OBJECTIVES.
**a)** Rewrite the paragraph of the case note that begins "REPORTABILITY SCORE: 73/100" as a short list that keeps its main facts.
**b)** Decide whether each statement agrees with the case note: (i) the applicant held the rank of Flight Sergeant in the SANDF; (ii) the court refused condonation for the respondents' late answering affidavit; (iii) the South African Air Force Grievance Committee upheld the applicant's grievance. For each, answer yes or no and quote the words of the case note that decide it.

-- begin GIVEN TEXT --

Matjila v Minister of Defence and Military Veterans and Others (2023/065385) [2025] ZAGPPHC 826 (15 August 2025)

REPORTABILITY SCORE: 73/100 In the case of Jila v Minister of Defence and Military Veterans, the applicant, Frans Mabothe Mat Jila, a Flight Sergeant in the South African National Defence Force (SANDF), sought a review of the decision not to appoint him as a Lieutenant following his completion of an officers' forming course. Jila had been promoted to Candidate Officer after successfully completing the course but was later informed that he would not be appointed due to prior convictions, which he contended had been cleared. He lodged a grievance regarding this decision, which was ultimately dismissed by the South African Air Force Grievance Committee, leading him to escalate the matter further within the Department of Defence. The court considered the respondents' late submission of their answering affidavit and granted condonation for the delay, despite the lack of a comprehensive explanation. The respondents defended their decision by citing provisions of the Defence Act, which stipulate the qualifications necessary for a permanent commission, including the requirement of a clean criminal record. The court's judgment focused on the procedural aspects of the grievance process and the validity of the respondents' decision, ultimately addressing the applicant's request for reinstatement as a Candidate Officer with full retrospective benefits.

Aug. 29, 2025 Labour Law
Matjila v Minister of Defence and Military Veterans and Others (2023/065385) [2025] ZAGPPHC 826 (15 August 2025)

Case Note

Matjila v Minister of Defence and Military Veterans and Others
(2023/065385) [2025] ZAGPPHC ___ (15 August 2025)

-- end GIVEN TEXT --
-- begin EXCERPTED RECORDS --

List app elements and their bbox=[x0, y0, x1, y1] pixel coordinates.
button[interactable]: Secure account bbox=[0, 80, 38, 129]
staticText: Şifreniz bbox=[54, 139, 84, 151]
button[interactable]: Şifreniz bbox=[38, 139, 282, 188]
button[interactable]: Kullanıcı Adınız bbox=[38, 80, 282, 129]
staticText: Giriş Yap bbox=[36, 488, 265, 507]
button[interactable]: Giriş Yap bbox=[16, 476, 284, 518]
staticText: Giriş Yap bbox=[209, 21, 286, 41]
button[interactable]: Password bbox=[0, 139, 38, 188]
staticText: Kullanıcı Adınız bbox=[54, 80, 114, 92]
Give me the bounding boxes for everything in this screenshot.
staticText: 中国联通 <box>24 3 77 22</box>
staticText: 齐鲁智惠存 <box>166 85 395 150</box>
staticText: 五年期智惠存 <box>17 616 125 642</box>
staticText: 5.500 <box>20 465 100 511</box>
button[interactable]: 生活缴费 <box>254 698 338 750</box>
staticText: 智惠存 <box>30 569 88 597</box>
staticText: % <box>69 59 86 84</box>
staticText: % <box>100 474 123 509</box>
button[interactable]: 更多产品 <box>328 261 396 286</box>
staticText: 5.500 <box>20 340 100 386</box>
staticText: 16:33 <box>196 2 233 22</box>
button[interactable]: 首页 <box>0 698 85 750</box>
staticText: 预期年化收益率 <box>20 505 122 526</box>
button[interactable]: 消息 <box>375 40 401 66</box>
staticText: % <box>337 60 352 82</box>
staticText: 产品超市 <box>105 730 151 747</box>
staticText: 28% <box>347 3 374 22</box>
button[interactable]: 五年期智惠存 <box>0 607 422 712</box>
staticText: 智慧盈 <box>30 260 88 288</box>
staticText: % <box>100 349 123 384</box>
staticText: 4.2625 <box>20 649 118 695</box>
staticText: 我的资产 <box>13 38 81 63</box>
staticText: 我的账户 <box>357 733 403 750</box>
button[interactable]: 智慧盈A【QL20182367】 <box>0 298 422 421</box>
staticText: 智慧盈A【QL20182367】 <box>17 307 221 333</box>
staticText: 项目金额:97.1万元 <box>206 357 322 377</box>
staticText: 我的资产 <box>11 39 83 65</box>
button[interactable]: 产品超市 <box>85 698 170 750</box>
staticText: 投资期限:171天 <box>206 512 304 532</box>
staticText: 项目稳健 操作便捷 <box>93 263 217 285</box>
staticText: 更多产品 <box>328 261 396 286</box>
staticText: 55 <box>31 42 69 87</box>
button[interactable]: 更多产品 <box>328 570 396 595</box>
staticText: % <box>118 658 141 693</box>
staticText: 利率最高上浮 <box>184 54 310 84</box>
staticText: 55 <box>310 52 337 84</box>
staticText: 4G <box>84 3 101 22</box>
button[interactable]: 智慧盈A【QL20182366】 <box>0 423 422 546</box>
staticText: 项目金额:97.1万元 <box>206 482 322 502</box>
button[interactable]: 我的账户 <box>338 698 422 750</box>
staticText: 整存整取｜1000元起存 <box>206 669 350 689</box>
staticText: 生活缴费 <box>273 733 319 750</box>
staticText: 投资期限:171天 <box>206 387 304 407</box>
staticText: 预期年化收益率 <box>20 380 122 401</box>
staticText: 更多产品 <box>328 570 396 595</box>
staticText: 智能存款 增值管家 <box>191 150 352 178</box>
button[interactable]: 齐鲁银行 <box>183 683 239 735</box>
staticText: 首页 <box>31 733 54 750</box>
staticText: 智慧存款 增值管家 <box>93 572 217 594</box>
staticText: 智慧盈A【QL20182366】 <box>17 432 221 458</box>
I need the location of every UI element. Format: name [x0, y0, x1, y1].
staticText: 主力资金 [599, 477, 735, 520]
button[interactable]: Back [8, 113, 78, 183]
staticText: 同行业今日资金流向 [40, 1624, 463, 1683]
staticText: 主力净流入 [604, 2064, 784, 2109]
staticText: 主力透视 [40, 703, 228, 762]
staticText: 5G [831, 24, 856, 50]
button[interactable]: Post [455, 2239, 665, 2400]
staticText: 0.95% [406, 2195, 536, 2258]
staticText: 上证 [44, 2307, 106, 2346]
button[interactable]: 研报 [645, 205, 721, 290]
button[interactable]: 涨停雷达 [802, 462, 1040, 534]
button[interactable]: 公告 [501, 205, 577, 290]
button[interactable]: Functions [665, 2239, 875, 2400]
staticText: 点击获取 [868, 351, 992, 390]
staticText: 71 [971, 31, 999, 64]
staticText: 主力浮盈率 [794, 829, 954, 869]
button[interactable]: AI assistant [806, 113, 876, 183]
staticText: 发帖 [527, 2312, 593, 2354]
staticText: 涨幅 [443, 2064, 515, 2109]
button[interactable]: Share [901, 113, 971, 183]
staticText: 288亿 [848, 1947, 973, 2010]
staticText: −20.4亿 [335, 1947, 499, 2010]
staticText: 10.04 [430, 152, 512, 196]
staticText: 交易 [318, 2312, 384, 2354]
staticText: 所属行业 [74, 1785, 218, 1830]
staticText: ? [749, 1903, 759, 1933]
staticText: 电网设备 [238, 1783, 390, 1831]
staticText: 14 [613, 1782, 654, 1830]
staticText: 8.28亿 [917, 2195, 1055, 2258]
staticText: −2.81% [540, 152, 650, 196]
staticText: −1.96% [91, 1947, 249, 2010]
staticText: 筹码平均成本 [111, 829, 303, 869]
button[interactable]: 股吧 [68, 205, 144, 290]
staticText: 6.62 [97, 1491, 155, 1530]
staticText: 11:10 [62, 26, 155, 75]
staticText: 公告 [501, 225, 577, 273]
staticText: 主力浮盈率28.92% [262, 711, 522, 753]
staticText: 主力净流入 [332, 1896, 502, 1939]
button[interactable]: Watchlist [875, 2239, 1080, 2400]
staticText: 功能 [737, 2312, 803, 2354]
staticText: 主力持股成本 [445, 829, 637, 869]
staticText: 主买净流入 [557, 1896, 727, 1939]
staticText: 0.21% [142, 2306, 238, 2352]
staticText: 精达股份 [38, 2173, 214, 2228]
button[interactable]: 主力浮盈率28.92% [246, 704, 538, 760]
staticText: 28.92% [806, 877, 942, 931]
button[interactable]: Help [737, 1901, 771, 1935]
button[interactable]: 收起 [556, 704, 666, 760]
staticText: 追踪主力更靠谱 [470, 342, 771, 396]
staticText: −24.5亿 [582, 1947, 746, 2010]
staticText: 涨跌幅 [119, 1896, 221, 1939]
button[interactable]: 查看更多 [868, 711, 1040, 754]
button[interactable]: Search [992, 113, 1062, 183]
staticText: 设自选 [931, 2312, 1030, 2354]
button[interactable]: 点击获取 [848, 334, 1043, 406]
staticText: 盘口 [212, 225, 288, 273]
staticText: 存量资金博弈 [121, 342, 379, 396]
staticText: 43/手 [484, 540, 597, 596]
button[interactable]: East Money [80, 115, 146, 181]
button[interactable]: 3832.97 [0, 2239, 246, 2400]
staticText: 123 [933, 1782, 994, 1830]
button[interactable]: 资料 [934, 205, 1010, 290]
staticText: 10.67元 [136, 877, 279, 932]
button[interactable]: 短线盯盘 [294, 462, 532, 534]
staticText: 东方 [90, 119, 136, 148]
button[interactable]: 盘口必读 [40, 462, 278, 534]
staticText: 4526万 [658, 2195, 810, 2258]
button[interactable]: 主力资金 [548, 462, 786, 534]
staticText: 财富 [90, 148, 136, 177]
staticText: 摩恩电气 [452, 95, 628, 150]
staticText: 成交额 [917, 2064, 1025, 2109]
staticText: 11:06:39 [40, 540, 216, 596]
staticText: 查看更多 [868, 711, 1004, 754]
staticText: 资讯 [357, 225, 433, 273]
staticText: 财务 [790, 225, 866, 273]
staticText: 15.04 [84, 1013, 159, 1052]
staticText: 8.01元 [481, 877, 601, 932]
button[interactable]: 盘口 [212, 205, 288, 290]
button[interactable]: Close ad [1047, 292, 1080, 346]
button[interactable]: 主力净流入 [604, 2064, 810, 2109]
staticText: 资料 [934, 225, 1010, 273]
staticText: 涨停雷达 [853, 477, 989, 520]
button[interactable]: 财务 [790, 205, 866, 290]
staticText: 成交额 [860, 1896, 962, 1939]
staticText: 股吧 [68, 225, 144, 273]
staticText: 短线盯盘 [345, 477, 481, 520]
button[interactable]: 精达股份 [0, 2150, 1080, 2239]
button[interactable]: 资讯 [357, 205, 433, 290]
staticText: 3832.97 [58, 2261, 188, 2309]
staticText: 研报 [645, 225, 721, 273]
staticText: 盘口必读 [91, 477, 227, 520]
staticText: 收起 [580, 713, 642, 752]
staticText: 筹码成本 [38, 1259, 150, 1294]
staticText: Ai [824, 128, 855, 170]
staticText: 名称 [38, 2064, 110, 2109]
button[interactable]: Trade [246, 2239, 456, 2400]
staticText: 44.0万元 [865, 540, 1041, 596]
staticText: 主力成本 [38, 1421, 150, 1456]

-- end EXCERPTED RECORDS --

EXERCISE RESULTS.
**a)**
- The applicant, a Flight Sergeant in the SANDF, sought review of the decision not to appoint him as a Lieutenant after he completed an officers' forming course.
- After the course he was promoted to Candidate Officer. He was later told he would not be appointed because of prior convictions, which he contended had been cleared.
- His grievance was dismissed by the South African Air Force Grievance Committee, and he escalated the matter within the Department of Defence.
- The court granted condonation for the respondents' late answering affidavit, despite the lack of a comprehensive explanation.
- The respondents relied on the Defence Act, which requires a clean criminal record for a permanent commission.
- The judgment focused on the grievance procedure and the validity of the decision. It addressed the applicant's request for reinstatement as a Candidate Officer with full retrospective benefits.

**b)**
(i) Yes: "a Flight Sergeant in the South African National Defence Force (SANDF)"
(ii) No: "granted condonation for the delay"
(iii) No: "which was ultimately dismissed by the South African Air Force Grievance Committee"